### WHAT NEEDS TO BE DONE
Omit all pictures, then retype the data exactly as given.

### Data entries
§
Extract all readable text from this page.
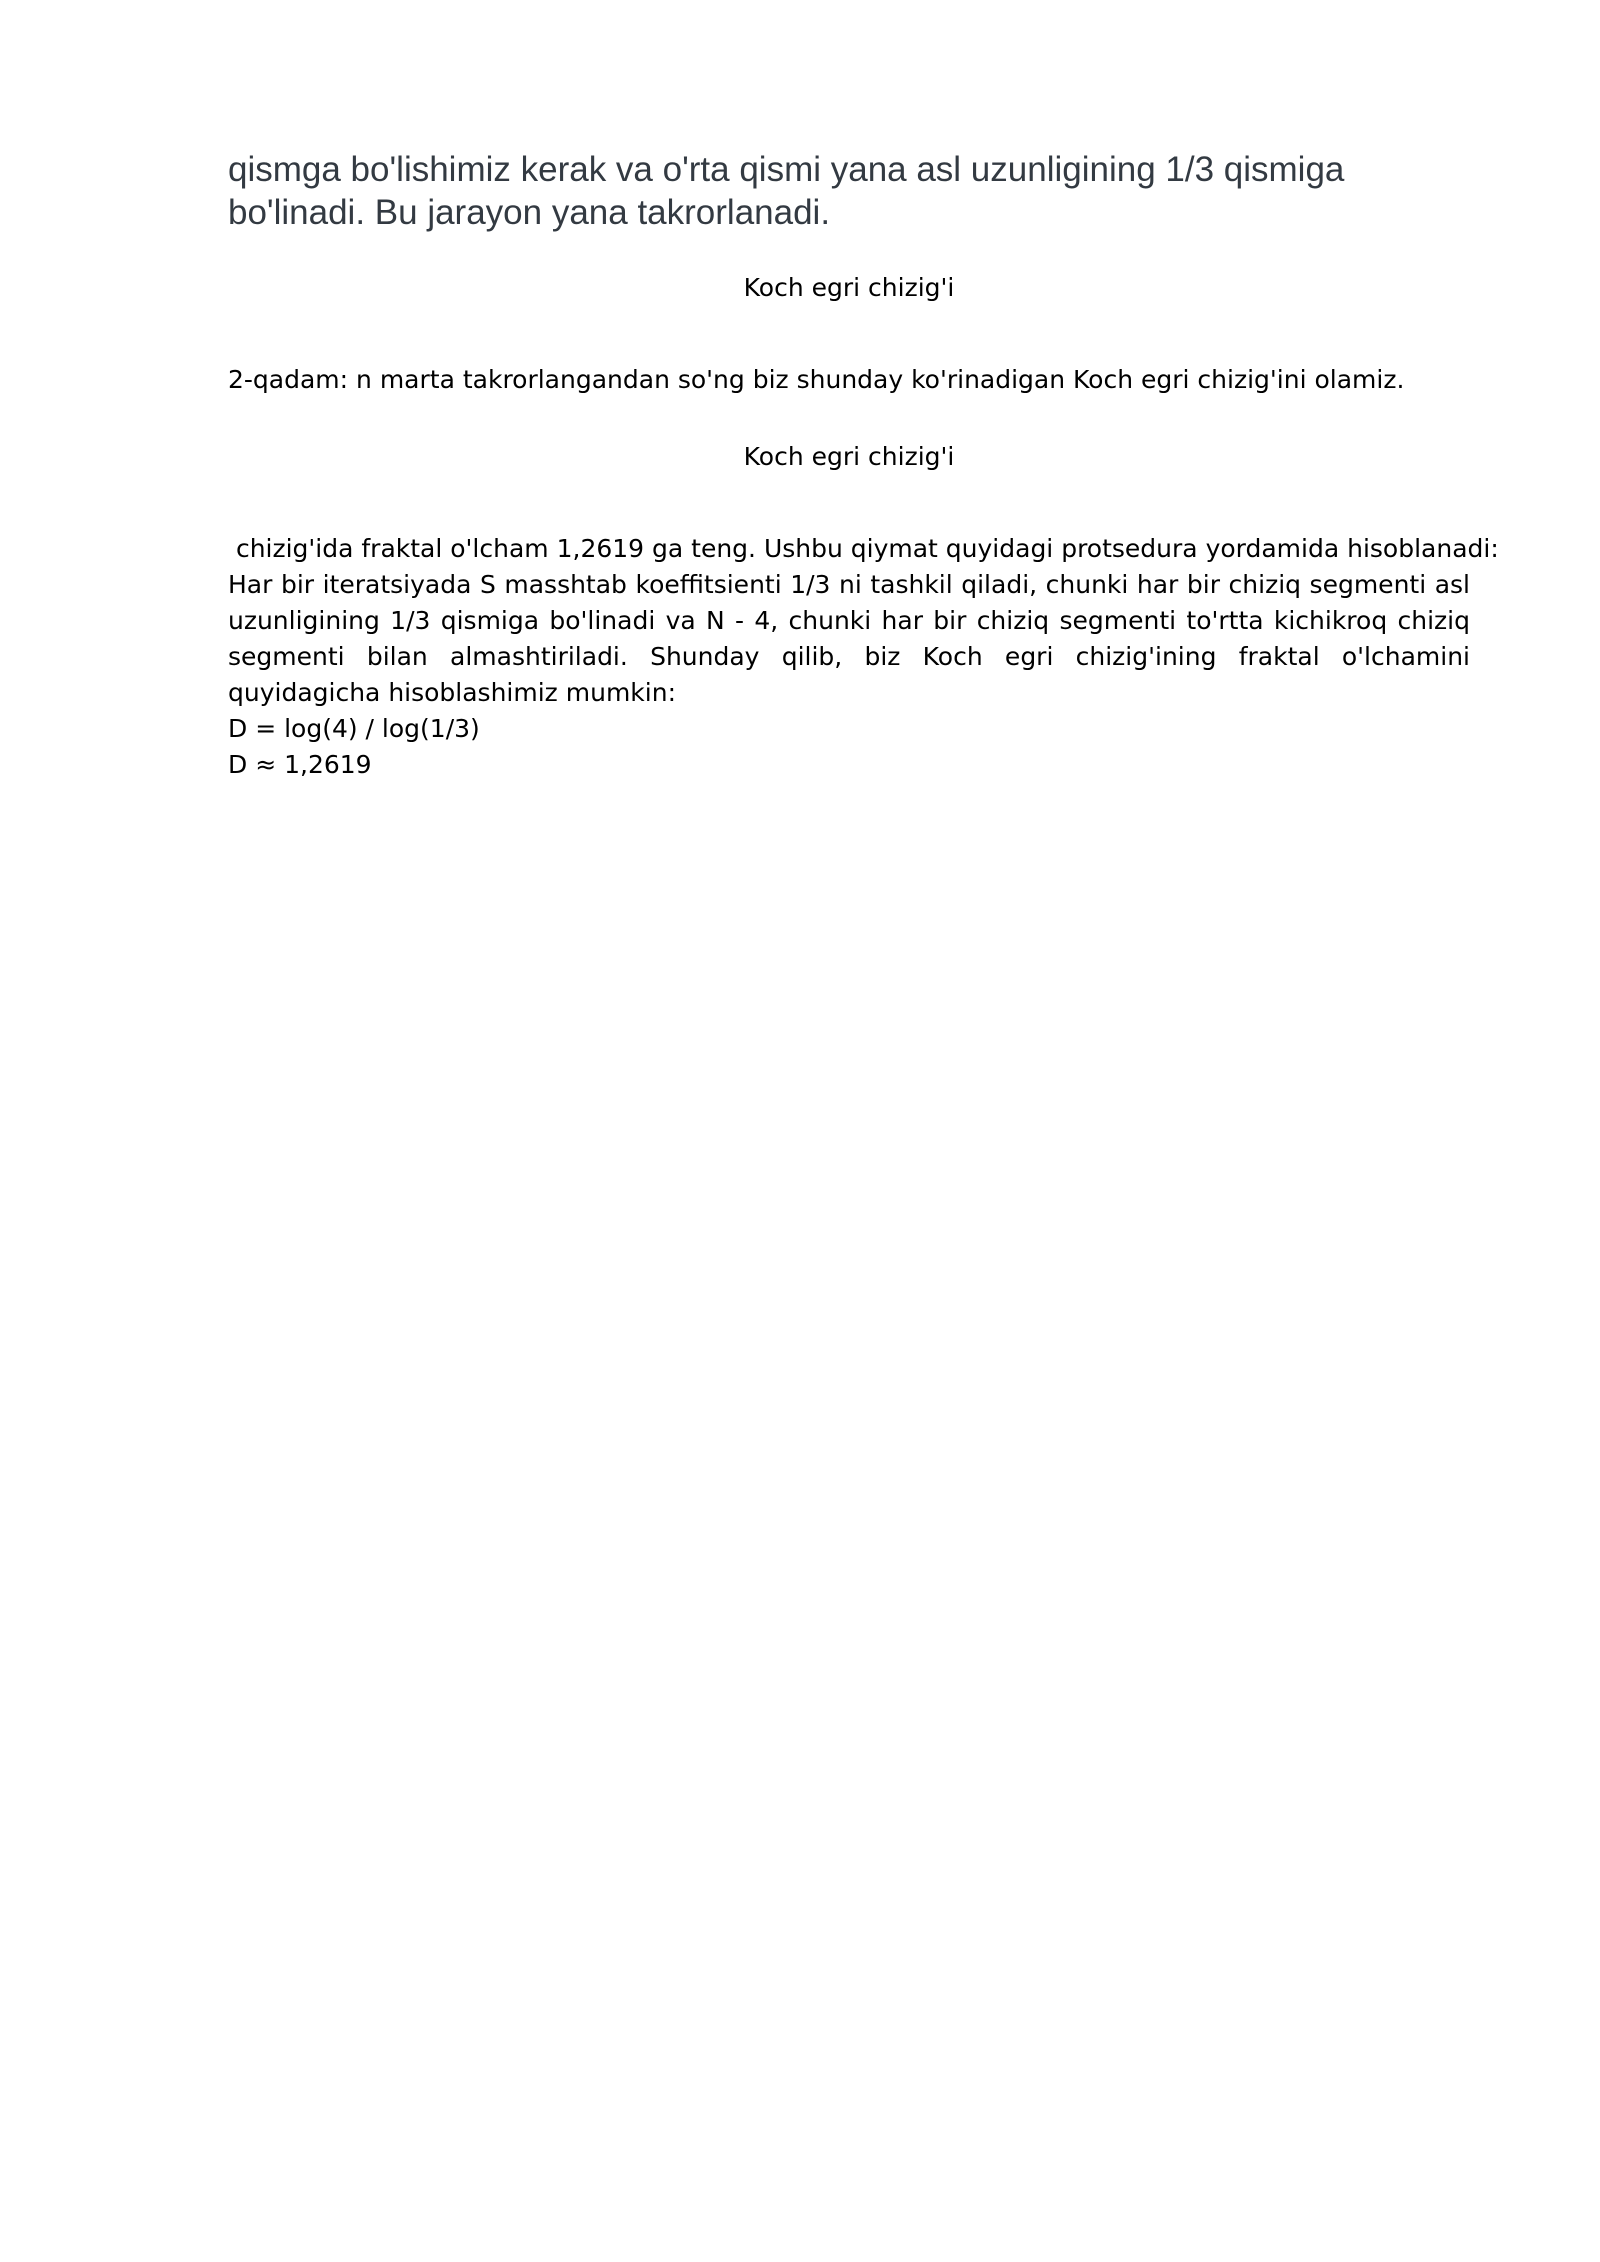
qismga bo'lishimiz kerak va o'rta qismi yana asl uzunligining 1/3 qismiga bo'linadi. Bu jarayon yana takrorlanadi.

Koch egri chizig'i

2-qadam: n marta takrorlangandan so'ng biz shunday ko'rinadigan Koch egri chizig'ini olamiz.

Koch egri chizig'i

chizig'ida fraktal o'lcham 1,2619 ga teng. Ushbu qiymat quyidagi protsedura yordamida hisoblanadi:

Har bir iteratsiyada S masshtab koeffitsienti 1/3 ni tashkil qiladi, chunki har bir chiziq segmenti asl uzunligining 1/3 qismiga bo'linadi va N - 4, chunki har bir chiziq segmenti to'rtta kichikroq chiziq segmenti bilan almashtiriladi. Shunday qilib, biz Koch egri chizig'ining fraktal o'lchamini quyidagicha hisoblashimiz mumkin:

D = log(4) / log(1/3)

D ≈ 1,2619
§
### WRITTEN REPLY
Extract all readable text from this page.
qismga bo'lishimiz kerak va o'rta qismi yana asl uzunligining 1/3 qismiga bo'linadi. Bu jarayon yana takrorlanadi.

Koch egri chizig'i

2-qadam: n marta takrorlangandan so'ng biz shunday ko'rinadigan Koch egri chizig'ini olamiz.

Koch egri chizig'i

chizig'ida fraktal o'lcham 1,2619 ga teng. Ushbu qiymat quyidagi protsedura yordamida hisoblanadi:

Har bir iteratsiyada S masshtab koeffitsienti 1/3 ni tashkil qiladi, chunki har bir chiziq segmenti asl uzunligining 1/3 qismiga bo'linadi va N - 4, chunki har bir chiziq segmenti to'rtta kichikroq chiziq segmenti bilan almashtiriladi. Shunday qilib, biz Koch egri chizig'ining fraktal o'lchamini quyidagicha hisoblashimiz mumkin:

D = log(4) / log(1/3)

D ≈ 1,2619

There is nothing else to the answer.